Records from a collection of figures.
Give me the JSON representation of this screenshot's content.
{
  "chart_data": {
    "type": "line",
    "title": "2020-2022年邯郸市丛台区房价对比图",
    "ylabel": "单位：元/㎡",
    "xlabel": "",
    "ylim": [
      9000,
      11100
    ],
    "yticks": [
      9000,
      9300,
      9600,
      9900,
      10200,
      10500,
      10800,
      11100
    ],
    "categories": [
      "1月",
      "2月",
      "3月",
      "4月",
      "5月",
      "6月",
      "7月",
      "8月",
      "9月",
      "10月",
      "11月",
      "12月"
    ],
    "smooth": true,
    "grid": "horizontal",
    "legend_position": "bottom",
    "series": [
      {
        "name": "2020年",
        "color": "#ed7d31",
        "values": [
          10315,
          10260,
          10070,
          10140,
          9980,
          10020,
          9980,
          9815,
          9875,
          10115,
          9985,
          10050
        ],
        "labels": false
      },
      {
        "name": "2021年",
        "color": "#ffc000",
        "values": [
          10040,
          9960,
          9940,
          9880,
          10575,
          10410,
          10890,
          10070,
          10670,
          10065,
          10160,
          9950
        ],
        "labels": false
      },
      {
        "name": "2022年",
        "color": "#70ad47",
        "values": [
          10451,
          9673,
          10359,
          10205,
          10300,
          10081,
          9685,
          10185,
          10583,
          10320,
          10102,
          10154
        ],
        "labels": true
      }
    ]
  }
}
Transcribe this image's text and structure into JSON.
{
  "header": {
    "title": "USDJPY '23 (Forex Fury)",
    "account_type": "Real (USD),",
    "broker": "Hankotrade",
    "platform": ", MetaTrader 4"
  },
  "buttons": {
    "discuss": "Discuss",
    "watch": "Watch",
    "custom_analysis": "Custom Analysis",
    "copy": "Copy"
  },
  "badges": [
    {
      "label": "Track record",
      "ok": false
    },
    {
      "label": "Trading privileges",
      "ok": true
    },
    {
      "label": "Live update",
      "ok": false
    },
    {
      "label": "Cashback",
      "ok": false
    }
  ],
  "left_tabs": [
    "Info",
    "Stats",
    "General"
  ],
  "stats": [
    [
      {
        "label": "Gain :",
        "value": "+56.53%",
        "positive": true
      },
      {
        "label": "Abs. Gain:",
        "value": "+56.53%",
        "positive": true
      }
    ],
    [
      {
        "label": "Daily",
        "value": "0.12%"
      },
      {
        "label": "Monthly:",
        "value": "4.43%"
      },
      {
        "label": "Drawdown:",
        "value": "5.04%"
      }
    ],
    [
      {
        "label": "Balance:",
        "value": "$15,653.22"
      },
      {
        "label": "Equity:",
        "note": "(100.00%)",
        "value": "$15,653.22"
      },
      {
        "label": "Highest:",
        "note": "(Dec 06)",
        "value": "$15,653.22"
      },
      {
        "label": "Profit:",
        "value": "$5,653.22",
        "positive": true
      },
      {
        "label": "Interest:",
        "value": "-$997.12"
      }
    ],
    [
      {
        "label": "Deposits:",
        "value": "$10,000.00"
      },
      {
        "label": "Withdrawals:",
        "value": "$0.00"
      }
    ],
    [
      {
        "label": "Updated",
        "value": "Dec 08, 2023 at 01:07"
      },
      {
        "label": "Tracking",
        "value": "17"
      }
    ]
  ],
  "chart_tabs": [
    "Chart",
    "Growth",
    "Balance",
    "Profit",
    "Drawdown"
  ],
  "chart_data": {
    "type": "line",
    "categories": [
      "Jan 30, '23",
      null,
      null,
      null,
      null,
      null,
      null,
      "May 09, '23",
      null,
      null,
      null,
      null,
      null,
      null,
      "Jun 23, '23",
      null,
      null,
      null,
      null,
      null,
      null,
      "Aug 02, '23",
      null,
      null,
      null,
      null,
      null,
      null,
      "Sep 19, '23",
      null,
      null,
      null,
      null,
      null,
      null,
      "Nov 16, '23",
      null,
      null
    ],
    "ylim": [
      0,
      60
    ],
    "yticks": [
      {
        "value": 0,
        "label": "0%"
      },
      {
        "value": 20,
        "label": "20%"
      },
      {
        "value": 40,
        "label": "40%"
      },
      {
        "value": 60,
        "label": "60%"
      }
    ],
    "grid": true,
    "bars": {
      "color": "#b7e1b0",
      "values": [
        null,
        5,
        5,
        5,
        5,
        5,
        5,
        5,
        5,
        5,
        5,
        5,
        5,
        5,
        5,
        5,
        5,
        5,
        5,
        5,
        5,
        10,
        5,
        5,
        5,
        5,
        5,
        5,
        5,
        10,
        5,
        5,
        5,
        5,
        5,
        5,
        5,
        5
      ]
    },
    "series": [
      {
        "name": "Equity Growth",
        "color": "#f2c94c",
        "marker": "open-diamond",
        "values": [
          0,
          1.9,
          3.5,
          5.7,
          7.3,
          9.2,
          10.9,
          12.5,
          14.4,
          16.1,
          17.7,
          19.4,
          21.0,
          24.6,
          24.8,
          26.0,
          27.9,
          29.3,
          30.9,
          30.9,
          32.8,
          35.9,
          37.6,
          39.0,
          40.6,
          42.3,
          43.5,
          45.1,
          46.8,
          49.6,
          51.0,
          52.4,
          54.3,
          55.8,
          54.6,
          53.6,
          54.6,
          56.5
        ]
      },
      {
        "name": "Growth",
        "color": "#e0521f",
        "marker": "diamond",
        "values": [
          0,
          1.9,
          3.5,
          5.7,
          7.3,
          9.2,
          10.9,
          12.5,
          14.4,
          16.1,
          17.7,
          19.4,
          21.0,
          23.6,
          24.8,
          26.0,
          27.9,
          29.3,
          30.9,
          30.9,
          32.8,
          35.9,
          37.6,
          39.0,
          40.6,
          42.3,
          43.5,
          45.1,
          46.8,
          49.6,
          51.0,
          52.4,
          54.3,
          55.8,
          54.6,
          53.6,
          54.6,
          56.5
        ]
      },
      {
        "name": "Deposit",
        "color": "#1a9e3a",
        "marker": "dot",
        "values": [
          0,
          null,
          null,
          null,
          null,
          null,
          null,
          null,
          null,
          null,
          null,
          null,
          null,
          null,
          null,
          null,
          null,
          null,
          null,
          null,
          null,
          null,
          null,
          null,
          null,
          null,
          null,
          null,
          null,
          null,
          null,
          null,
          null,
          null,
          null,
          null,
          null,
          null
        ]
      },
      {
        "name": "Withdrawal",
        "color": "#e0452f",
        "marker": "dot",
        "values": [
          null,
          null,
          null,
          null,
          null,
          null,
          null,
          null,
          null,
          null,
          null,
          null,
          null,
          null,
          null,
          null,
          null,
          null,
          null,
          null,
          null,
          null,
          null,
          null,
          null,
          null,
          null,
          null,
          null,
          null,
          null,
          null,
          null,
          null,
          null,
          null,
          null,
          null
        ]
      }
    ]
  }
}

AIM. Find every line holding the word "Growth"; give their count and nothing else.

FINAL ANSWER. 3